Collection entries
* start *

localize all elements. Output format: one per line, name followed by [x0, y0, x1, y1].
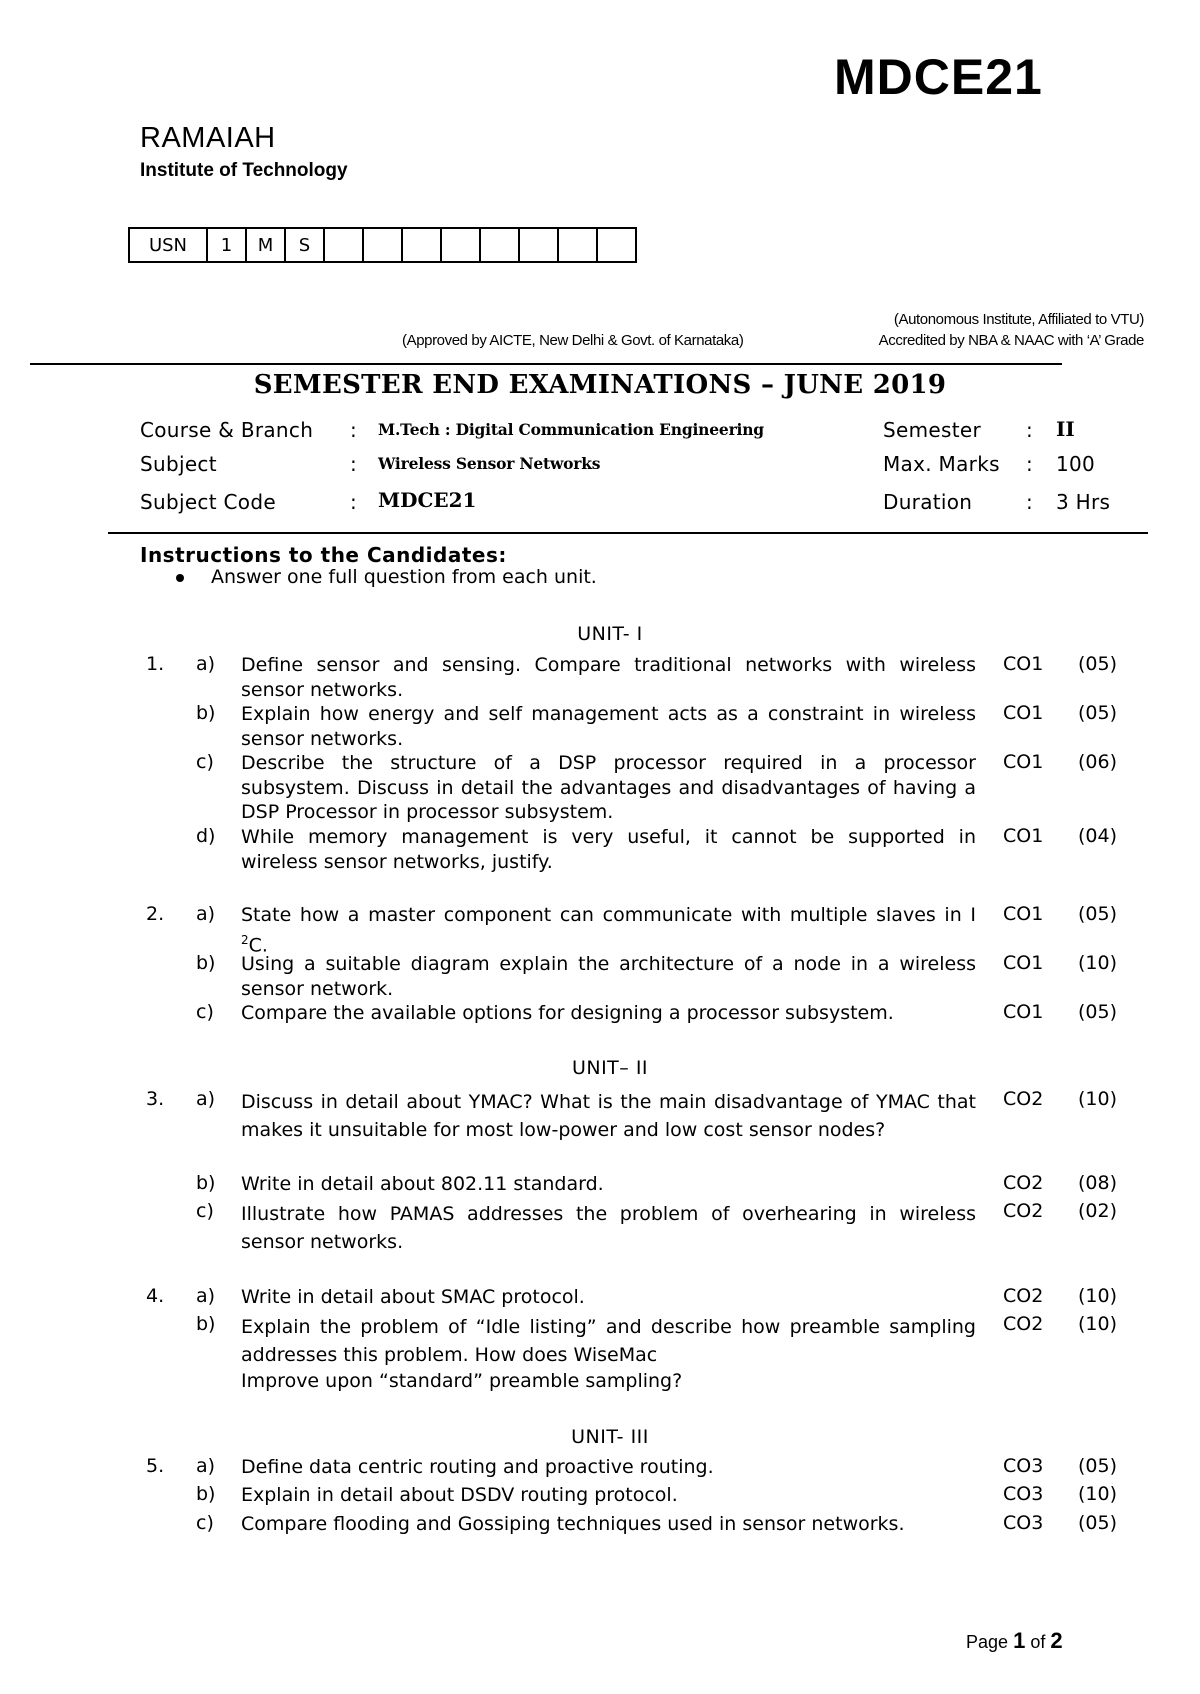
subquestion-label: c): [196, 751, 214, 773]
usn-cell: M: [246, 228, 285, 262]
usn-cell: S: [285, 228, 324, 262]
question-text: Using a suitable diagram explain the architecture of a node in a wireless sensor network.: [241, 953, 976, 1000]
usn-cell: 1: [207, 228, 246, 262]
page-word: Page: [966, 1632, 1009, 1652]
subquestion-label: d): [196, 825, 216, 847]
question-text: While memory management is very useful, it cannot be supported in wireless sensor networks, justify.: [241, 826, 976, 873]
course-outcome: CO3: [1003, 1455, 1044, 1477]
question-marks: (10): [1078, 1483, 1118, 1505]
subquestion-label: b): [196, 702, 216, 724]
question-number: 3.: [146, 1088, 165, 1110]
question-text: Illustrate how PAMAS addresses the problem of overhearing in wireless sensor networks.: [241, 1203, 976, 1253]
question-marks: (10): [1078, 1088, 1118, 1110]
course-outcome: CO2: [1003, 1172, 1044, 1194]
colon: :: [350, 418, 358, 442]
autonomous-note: (Autonomous Institute, Affiliated to VTU): [893, 311, 1144, 328]
subquestion-label: a): [196, 1285, 216, 1307]
question-text: Describe the structure of a DSP processor required in a processor subsystem. Discuss in detail the advantages and disadvantages of having a DSP Processor in processor subsystem.: [241, 752, 976, 824]
subquestion-label: a): [196, 1455, 216, 1477]
question-marks: (05): [1078, 903, 1118, 925]
of-word: of: [1030, 1632, 1046, 1652]
header-divider: [30, 363, 1062, 365]
superscript: 2: [241, 932, 249, 947]
question-marks: (02): [1078, 1200, 1118, 1222]
subquestion-label: a): [196, 653, 216, 675]
max-marks-value: 100: [1056, 452, 1096, 476]
colon: :: [1026, 490, 1034, 514]
unit-heading: UNIT- I: [577, 623, 643, 645]
question-text: Define data centric routing and proactive routing.: [241, 1456, 714, 1478]
approval-note: (Approved by AICTE, New Delhi & Govt. of Karnataka): [402, 332, 744, 349]
usn-cell: [519, 228, 558, 262]
question-text: Explain how energy and self management acts as a constraint in wireless sensor networks.: [241, 703, 976, 750]
usn-label: USN: [129, 228, 207, 262]
max-marks-label: Max. Marks: [883, 452, 1000, 476]
subject-code-label: Subject Code: [140, 490, 276, 514]
bullet-icon: [176, 574, 184, 582]
institute-name: RAMAIAH: [140, 122, 276, 154]
question-text: Write in detail about 802.11 standard.: [241, 1173, 604, 1195]
course-value: M.Tech : Digital Communication Engineering: [378, 420, 764, 439]
question-text: Explain the problem of “Idle listing” and describe how preamble sampling addresses this problem. How does WiseMac: [241, 1316, 976, 1366]
subquestion-label: a): [196, 1088, 216, 1110]
page-total: 2: [1050, 1628, 1063, 1653]
question-text: Write in detail about SMAC protocol.: [241, 1286, 585, 1308]
question-marks: (06): [1078, 751, 1118, 773]
course-outcome: CO1: [1003, 903, 1044, 925]
semester-value: II: [1056, 417, 1075, 441]
subquestion-label: b): [196, 952, 216, 974]
subquestion-label: c): [196, 1512, 214, 1534]
accreditation-note: Accredited by NBA & NAAC with ‘A’ Grade: [878, 332, 1144, 349]
subquestion-label: c): [196, 1001, 214, 1023]
question-text: Discuss in detail about YMAC? What is the main disadvantage of YMAC that makes it unsuitable for most low-power and low cost sensor nodes?: [241, 1091, 976, 1141]
question-marks: (05): [1078, 1455, 1118, 1477]
course-outcome: CO1: [1003, 751, 1044, 773]
course-outcome: CO3: [1003, 1483, 1044, 1505]
course-outcome: CO1: [1003, 952, 1044, 974]
subquestion-label: b): [196, 1483, 216, 1505]
usn-cell: [363, 228, 402, 262]
paper-code-title: MDCE21: [834, 49, 1043, 105]
course-outcome: CO3: [1003, 1512, 1044, 1534]
duration-value: 3 Hrs: [1056, 490, 1111, 514]
question-number: 5.: [146, 1455, 165, 1477]
question-text: Explain in detail about DSDV routing protocol.: [241, 1484, 678, 1506]
subquestion-label: c): [196, 1200, 214, 1222]
course-outcome: CO2: [1003, 1285, 1044, 1307]
course-outcome: CO2: [1003, 1313, 1044, 1335]
usn-cell: [402, 228, 441, 262]
page-number: 1: [1013, 1628, 1026, 1653]
instruction-item: Answer one full question from each unit.: [211, 566, 597, 588]
course-outcome: CO1: [1003, 825, 1044, 847]
question-text: Define sensor and sensing. Compare traditional networks with wireless sensor networks.: [241, 654, 976, 701]
instructions-heading: Instructions to the Candidates:: [140, 543, 507, 567]
question-marks: (10): [1078, 1285, 1118, 1307]
colon: :: [350, 490, 358, 514]
question-marks: (05): [1078, 1001, 1118, 1023]
colon: :: [350, 452, 358, 476]
question-marks: (10): [1078, 952, 1118, 974]
question-text-continued: Improve upon “standard” preamble sampling?: [241, 1370, 683, 1392]
usn-cell: [441, 228, 480, 262]
subject-value: Wireless Sensor Networks: [378, 454, 601, 473]
exam-title: SEMESTER END EXAMINATIONS – JUNE 2019: [253, 370, 947, 400]
question-marks: (04): [1078, 825, 1118, 847]
question-text: [241, 903, 976, 958]
colon: :: [1026, 452, 1034, 476]
question-marks: (05): [1078, 1512, 1118, 1534]
course-outcome: CO2: [1003, 1088, 1044, 1110]
subquestion-label: a): [196, 903, 216, 925]
course-outcome: CO1: [1003, 1001, 1044, 1023]
question-marks: (05): [1078, 653, 1118, 675]
subquestion-label: b): [196, 1172, 216, 1194]
usn-cell: [558, 228, 597, 262]
page-indicator: [966, 1628, 1063, 1654]
usn-box: [128, 227, 637, 263]
question-text-end: C.: [248, 933, 268, 956]
usn-cell: [480, 228, 519, 262]
subquestion-label: b): [196, 1313, 216, 1335]
usn-cell: [324, 228, 363, 262]
question-marks: (10): [1078, 1313, 1118, 1335]
unit-heading: UNIT– II: [571, 1057, 649, 1079]
unit-heading: UNIT- III: [571, 1426, 649, 1448]
semester-label: Semester: [883, 418, 981, 442]
course-label: Course & Branch: [140, 418, 314, 442]
course-outcome: CO1: [1003, 653, 1044, 675]
institute-subtitle: Institute of Technology: [140, 160, 348, 181]
meta-divider: [108, 532, 1148, 534]
subject-code-value: MDCE21: [378, 488, 477, 512]
subject-label: Subject: [140, 452, 217, 476]
question-text: Compare the available options for designing a processor subsystem.: [241, 1002, 894, 1024]
question-marks: (08): [1078, 1172, 1118, 1194]
duration-label: Duration: [883, 490, 973, 514]
question-number: 4.: [146, 1285, 165, 1307]
question-number: 1.: [146, 653, 165, 675]
question-text: Compare flooding and Gossiping techniques used in sensor networks.: [241, 1513, 905, 1535]
question-text-main: State how a master component can communicate with multiple slaves in I: [241, 904, 976, 926]
usn-cell: [597, 228, 636, 262]
question-marks: (05): [1078, 702, 1118, 724]
question-number: 2.: [146, 903, 165, 925]
course-outcome: CO2: [1003, 1200, 1044, 1222]
colon: :: [1026, 418, 1034, 442]
course-outcome: CO1: [1003, 702, 1044, 724]
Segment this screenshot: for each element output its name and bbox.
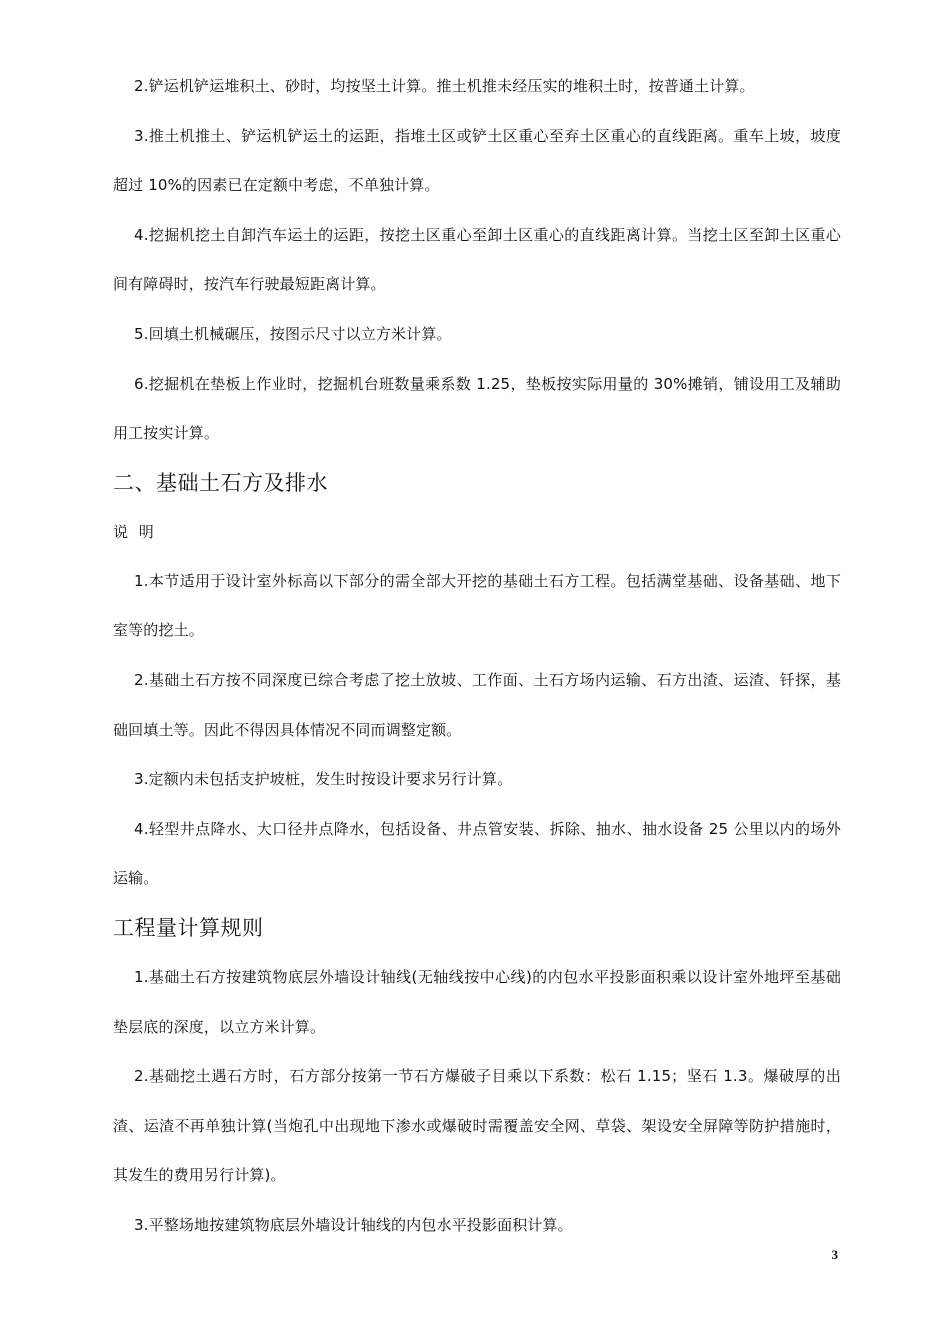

* end *

■ **WRITTEN EXERCISE**: Reproduce the lines in the collection entries verbatim, starting at the line containing "subquestion-label: c): [196, 751, 214, 773]" and ending at the line containing "subquestion-label: a): [196, 1285, 216, 1307]", with both of those lines included.

■ **FINISHED EXERCISE**:
subquestion-label: c): [196, 751, 214, 773]
usn-cell: M: [246, 228, 285, 262]
usn-cell: S: [285, 228, 324, 262]
question-text: Using a suitable diagram explain the architecture of a node in a wireless sensor network.: [241, 953, 976, 1000]
usn-cell: 1: [207, 228, 246, 262]
page-word: Page: [966, 1632, 1009, 1652]
subquestion-label: d): [196, 825, 216, 847]
question-text: While memory management is very useful, it cannot be supported in wireless sensor networks, justify.: [241, 826, 976, 873]
course-outcome: CO3: [1003, 1455, 1044, 1477]
question-marks: (10): [1078, 1483, 1118, 1505]
subquestion-label: b): [196, 702, 216, 724]
question-number: 3.: [146, 1088, 165, 1110]
question-text: Illustrate how PAMAS addresses the problem of overhearing in wireless sensor networks.: [241, 1203, 976, 1253]
question-marks: (10): [1078, 1088, 1118, 1110]
course-outcome: CO2: [1003, 1172, 1044, 1194]
colon: :: [350, 418, 358, 442]
autonomous-note: (Autonomous Institute, Affiliated to VTU): [893, 311, 1144, 328]
subquestion-label: a): [196, 1285, 216, 1307]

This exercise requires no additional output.